Task objective: Go through the data below. List every line that holds the word "Skilled".

Records that describe figures
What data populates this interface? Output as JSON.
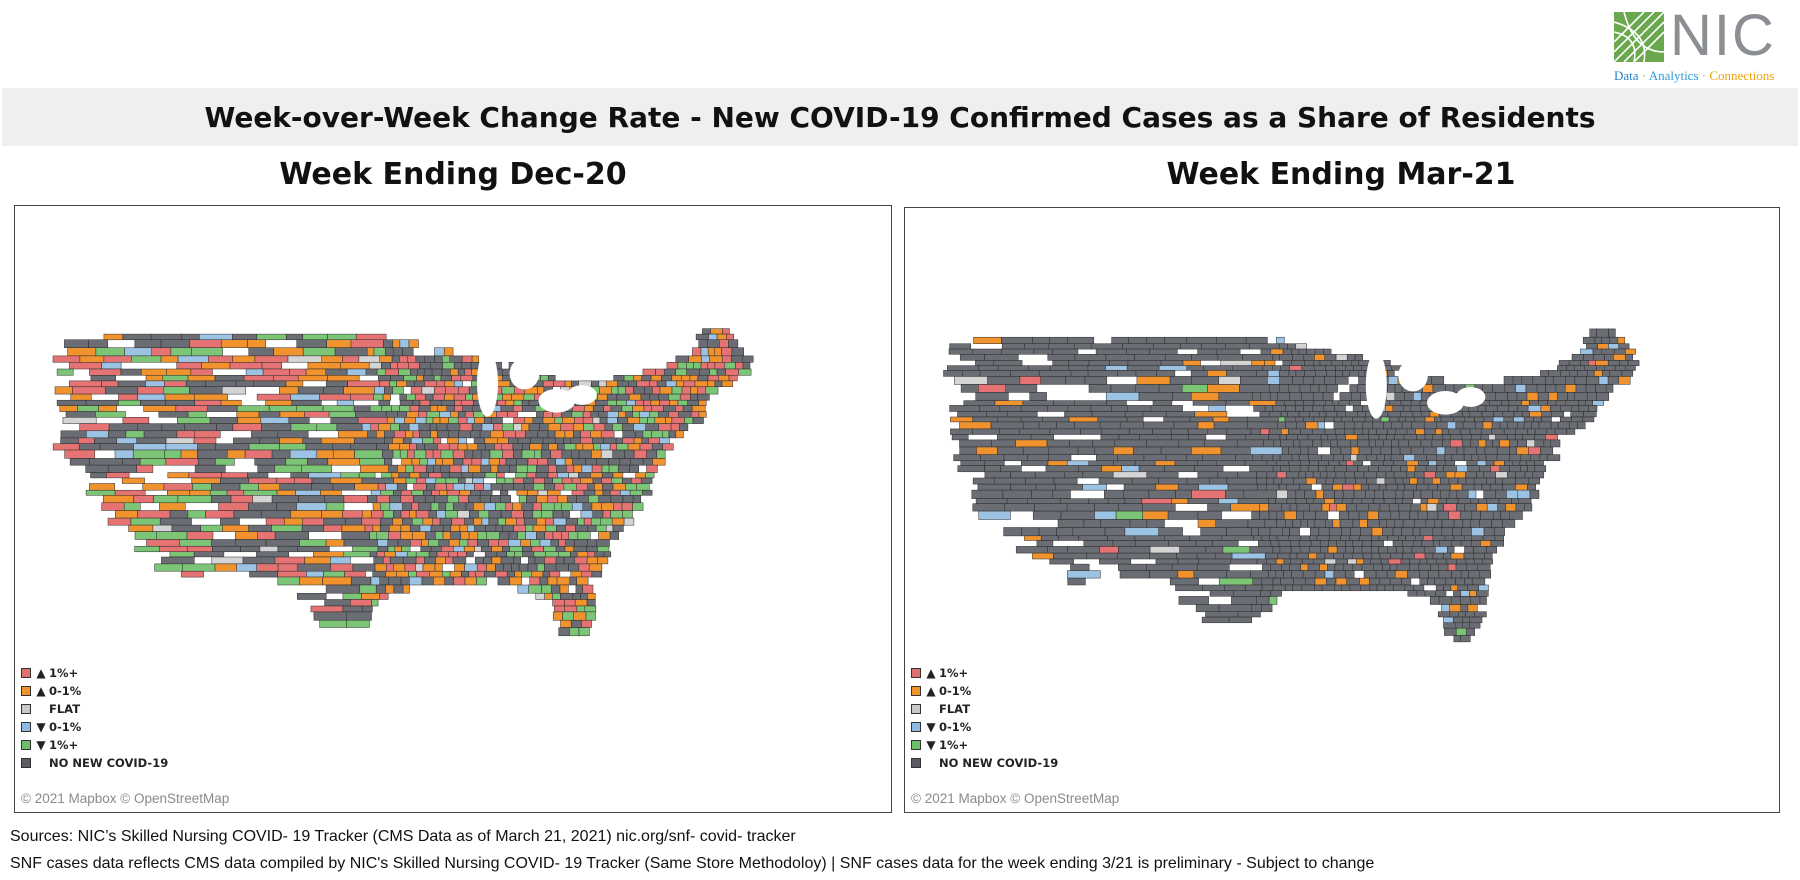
{
  "logo": {
    "name": "NIC",
    "tagline": [
      "Data",
      "Analytics",
      "Connections"
    ],
    "tagline_separator": "·"
  },
  "main_title": "Week-over-Week Change Rate - New COVID-19 Confirmed Cases as a Share of Residents",
  "panels": [
    {
      "title": "Week Ending Dec-20",
      "attribution": "© 2021 Mapbox © OpenStreetMap",
      "color_mix": {
        "gray": 0.35,
        "red": 0.22,
        "orange": 0.18,
        "green": 0.17,
        "blue": 0.06,
        "light": 0.02
      }
    },
    {
      "title": "Week Ending Mar-21",
      "attribution": "© 2021 Mapbox © OpenStreetMap",
      "color_mix": {
        "gray": 0.86,
        "orange": 0.08,
        "blue": 0.03,
        "red": 0.015,
        "green": 0.005,
        "light": 0.01
      }
    }
  ],
  "legend": [
    {
      "arrow": "▲",
      "label": "1%+",
      "color": "#e07070"
    },
    {
      "arrow": "▲",
      "label": "0-1%",
      "color": "#f0922e"
    },
    {
      "arrow": "",
      "label": "FLAT",
      "color": "#c9c9c9"
    },
    {
      "arrow": "▼",
      "label": "0-1%",
      "color": "#8fb9e0"
    },
    {
      "arrow": "▼",
      "label": "1%+",
      "color": "#6cbf6a"
    },
    {
      "arrow": "",
      "label": "NO NEW COVID-19",
      "color": "#5a5c63"
    }
  ],
  "colors": {
    "gray": "#6b6d74",
    "red": "#e57373",
    "orange": "#f0922e",
    "green": "#7cc576",
    "blue": "#9cc3e4",
    "light": "#d4d4d4",
    "title_band": "#efefef",
    "logo_green": "#6aa84f"
  },
  "footer": {
    "sources": "Sources: NIC’s Skilled Nursing COVID- 19 Tracker (CMS Data as of March 21, 2021) nic.org/snf- covid- tracker",
    "note": "SNF cases data reflects CMS data compiled by NIC's Skilled Nursing COVID- 19 Tracker (Same Store Methodoloy) | SNF cases data for the week ending 3/21 is preliminary - Subject to change"
  }
}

Output below:
    "sources": "Sources: NIC’s Skilled Nursing COVID- 19 Tracker (CMS Data as of March 21, 2021) nic.org/snf- covid- tracker",
    "note": "SNF cases data reflects CMS data compiled by NIC's Skilled Nursing COVID- 19 Tracker (Same Store Methodoloy) | SNF cases data for the week ending 3/21 is preliminary - Subject to change"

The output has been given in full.